%%
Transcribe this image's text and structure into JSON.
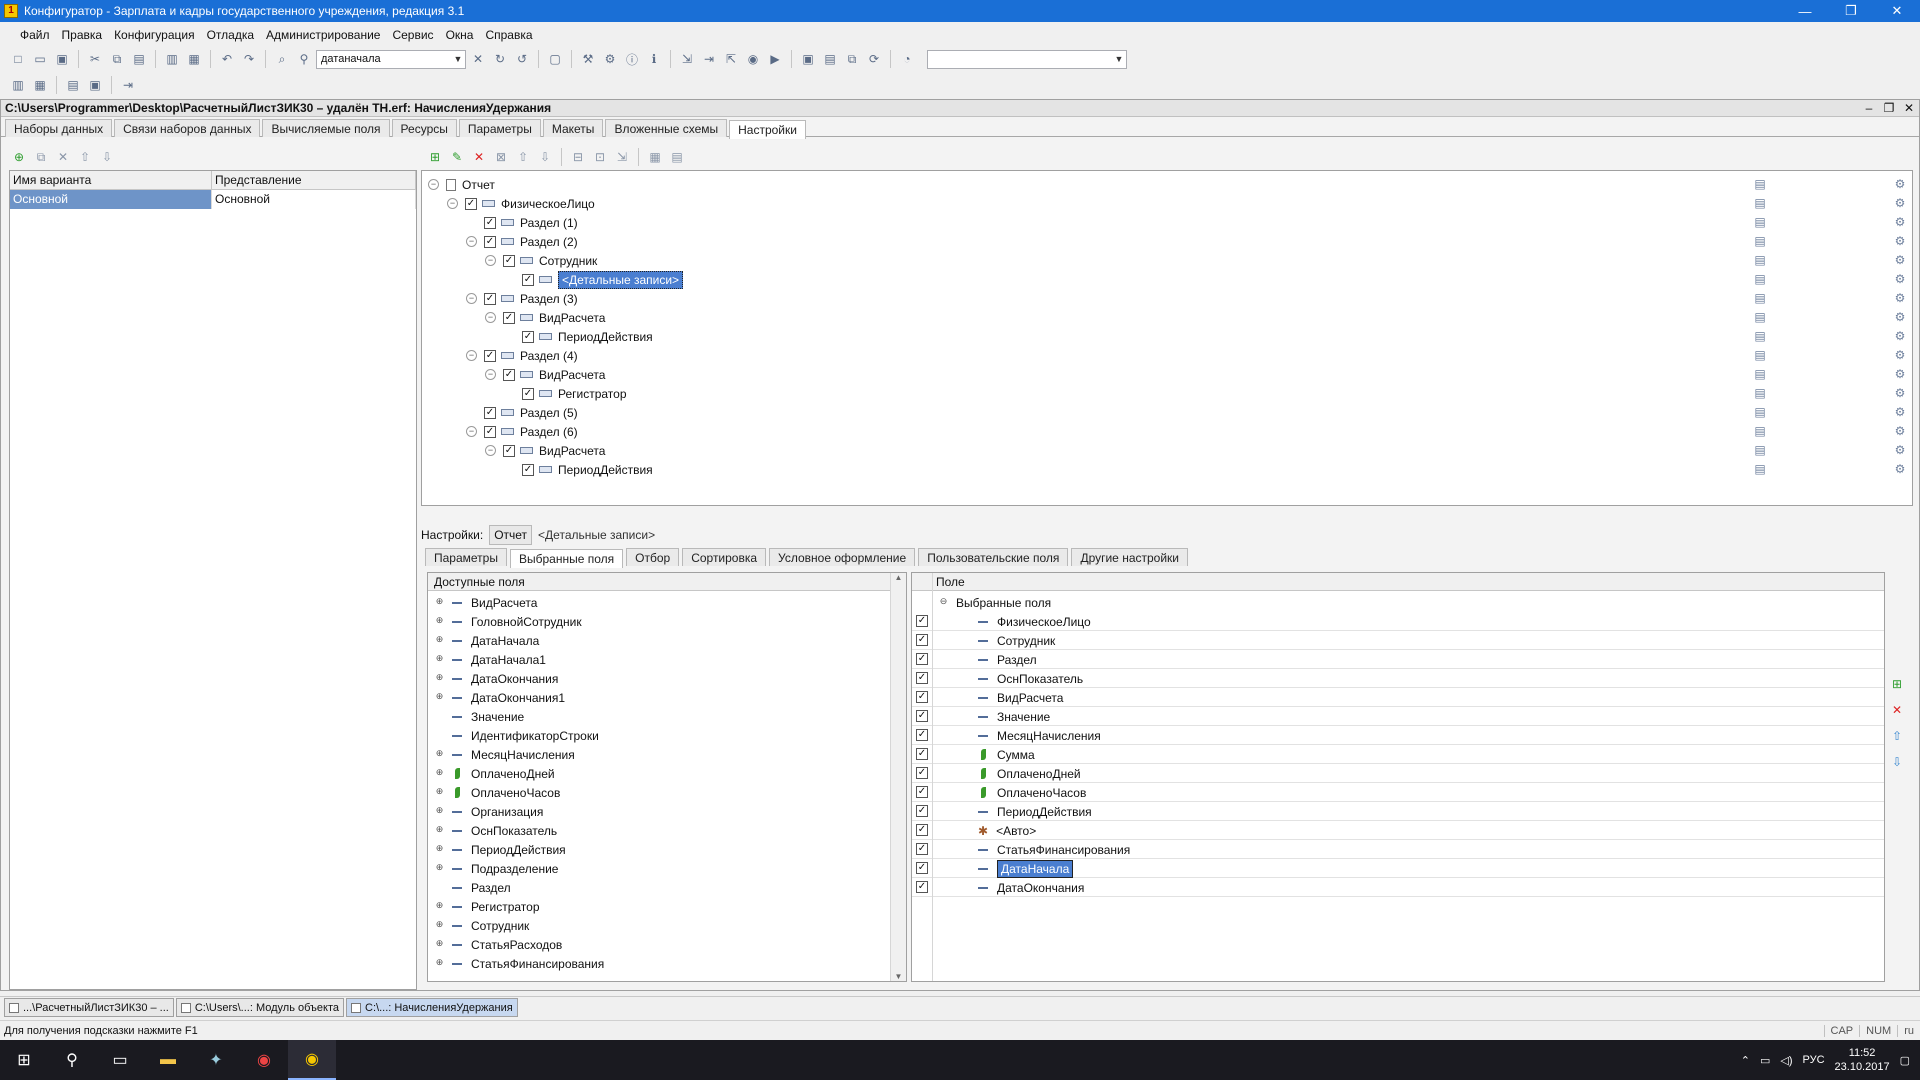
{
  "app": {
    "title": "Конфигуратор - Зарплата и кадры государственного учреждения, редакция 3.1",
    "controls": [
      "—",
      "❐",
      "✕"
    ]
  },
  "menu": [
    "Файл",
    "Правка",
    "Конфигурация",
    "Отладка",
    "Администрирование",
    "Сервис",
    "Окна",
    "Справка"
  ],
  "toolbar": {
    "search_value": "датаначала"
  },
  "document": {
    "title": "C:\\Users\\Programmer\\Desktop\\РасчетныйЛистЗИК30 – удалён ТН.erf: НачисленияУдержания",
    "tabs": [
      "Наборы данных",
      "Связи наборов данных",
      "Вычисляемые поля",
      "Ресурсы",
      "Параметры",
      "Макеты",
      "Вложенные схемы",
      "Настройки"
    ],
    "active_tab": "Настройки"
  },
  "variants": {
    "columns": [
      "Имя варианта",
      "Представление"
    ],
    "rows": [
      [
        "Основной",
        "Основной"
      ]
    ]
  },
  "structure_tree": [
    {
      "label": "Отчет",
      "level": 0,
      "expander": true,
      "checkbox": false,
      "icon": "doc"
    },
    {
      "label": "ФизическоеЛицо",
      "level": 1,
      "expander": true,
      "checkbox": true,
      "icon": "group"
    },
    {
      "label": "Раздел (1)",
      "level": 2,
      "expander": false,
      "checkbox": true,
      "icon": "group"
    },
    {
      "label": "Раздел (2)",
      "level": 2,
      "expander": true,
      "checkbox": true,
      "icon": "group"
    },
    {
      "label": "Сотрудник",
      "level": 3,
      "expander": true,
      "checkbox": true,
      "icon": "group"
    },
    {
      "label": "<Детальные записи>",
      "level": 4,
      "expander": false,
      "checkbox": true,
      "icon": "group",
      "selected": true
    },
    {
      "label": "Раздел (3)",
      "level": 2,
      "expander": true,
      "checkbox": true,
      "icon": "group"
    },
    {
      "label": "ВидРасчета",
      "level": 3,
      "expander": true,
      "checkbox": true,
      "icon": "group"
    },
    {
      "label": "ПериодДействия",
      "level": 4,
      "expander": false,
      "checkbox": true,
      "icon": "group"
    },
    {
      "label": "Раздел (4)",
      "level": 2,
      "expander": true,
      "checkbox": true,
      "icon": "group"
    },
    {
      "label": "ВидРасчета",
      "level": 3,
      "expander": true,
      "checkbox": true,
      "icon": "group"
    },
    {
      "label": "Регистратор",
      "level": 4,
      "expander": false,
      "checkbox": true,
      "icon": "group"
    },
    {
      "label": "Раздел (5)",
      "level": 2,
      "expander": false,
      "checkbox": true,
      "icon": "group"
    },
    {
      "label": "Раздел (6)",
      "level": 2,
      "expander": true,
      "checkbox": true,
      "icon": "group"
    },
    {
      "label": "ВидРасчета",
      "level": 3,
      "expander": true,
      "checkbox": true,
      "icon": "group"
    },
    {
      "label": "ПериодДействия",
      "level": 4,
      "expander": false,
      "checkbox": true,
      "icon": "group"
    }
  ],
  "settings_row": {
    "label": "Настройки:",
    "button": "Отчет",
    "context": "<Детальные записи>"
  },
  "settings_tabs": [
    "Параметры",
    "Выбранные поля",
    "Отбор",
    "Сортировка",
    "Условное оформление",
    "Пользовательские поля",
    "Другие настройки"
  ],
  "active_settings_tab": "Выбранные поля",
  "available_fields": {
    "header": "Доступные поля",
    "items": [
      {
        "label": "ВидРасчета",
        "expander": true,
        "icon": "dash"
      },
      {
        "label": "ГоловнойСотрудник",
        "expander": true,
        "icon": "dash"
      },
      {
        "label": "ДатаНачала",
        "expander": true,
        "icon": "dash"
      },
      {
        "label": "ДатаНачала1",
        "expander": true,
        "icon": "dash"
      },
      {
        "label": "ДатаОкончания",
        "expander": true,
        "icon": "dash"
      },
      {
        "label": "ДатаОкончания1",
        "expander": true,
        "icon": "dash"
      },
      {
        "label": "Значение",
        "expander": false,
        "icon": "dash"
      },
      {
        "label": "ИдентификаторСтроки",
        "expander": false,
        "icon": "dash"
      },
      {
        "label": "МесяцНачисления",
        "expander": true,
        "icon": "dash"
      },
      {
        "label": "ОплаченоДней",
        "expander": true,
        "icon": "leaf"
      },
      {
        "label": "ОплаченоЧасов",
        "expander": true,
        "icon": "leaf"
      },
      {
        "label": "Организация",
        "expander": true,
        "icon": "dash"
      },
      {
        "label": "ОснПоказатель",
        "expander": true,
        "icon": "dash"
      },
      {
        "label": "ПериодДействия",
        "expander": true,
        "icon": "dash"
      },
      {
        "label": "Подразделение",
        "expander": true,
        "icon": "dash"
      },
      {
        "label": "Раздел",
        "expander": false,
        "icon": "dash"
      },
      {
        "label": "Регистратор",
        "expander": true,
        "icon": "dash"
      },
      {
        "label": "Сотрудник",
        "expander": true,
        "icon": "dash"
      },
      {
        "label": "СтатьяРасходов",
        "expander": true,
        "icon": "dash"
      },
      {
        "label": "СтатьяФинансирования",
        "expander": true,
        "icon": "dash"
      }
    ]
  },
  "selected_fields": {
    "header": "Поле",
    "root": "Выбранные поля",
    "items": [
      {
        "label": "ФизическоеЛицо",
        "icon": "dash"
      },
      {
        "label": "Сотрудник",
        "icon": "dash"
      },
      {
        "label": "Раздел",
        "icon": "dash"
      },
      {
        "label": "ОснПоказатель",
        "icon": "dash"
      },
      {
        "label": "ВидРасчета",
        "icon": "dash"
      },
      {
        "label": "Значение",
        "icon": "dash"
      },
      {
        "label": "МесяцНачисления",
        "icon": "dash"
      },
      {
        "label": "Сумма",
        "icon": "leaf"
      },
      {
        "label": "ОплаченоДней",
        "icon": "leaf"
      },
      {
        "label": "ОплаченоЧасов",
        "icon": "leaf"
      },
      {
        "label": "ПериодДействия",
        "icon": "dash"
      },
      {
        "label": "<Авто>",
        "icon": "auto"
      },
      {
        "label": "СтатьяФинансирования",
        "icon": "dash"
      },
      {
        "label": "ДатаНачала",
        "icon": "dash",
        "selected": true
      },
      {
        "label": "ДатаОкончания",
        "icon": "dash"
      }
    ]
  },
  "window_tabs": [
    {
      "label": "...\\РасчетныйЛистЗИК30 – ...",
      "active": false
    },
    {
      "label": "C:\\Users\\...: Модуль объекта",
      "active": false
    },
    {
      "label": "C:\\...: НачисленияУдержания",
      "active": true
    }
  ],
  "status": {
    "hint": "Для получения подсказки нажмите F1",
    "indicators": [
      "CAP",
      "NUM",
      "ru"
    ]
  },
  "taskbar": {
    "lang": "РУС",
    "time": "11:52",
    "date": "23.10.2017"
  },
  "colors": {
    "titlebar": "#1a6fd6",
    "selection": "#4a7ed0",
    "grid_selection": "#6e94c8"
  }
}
%%
_Stated goal_
Pick out and copy every line that contains the word "Выбранные".

_The output_
    "Выбранные поля",
  "active_settings_tab": "Выбранные поля",
    "root": "Выбранные поля",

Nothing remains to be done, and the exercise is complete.